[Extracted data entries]
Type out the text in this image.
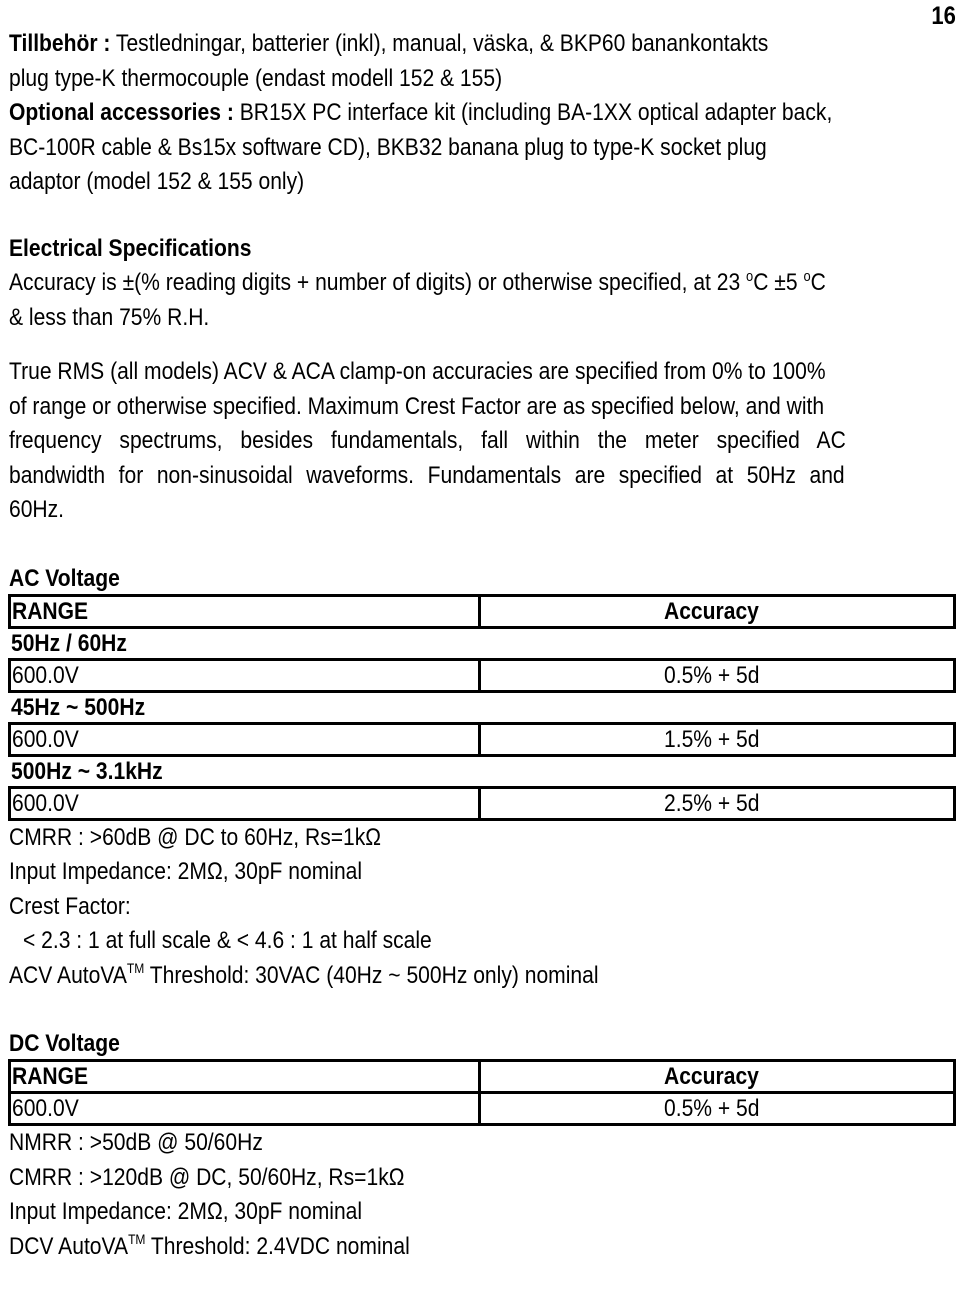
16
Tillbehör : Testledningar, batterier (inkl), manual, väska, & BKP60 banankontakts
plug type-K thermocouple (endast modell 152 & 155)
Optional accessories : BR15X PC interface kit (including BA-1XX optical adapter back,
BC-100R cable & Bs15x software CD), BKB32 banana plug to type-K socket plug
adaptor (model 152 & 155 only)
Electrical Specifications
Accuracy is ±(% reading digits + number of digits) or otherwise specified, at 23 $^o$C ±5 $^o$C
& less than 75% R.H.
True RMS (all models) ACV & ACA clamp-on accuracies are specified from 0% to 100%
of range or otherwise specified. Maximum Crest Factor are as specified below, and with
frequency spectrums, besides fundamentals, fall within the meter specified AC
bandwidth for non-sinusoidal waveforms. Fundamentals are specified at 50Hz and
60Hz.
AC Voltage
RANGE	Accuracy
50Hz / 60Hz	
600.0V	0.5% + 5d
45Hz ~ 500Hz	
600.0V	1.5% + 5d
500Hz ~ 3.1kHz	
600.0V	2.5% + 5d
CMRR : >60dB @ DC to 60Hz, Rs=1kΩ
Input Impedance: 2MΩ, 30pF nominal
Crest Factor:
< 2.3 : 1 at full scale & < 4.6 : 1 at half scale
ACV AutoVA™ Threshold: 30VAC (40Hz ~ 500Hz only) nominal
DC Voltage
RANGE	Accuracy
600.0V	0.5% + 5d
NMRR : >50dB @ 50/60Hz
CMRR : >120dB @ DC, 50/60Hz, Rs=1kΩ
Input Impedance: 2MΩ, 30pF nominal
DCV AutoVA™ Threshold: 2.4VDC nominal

*Exercise prompt*:
A number is the only answer here: how many lines of the material above contain "nominal"?

*Exercise result*:
4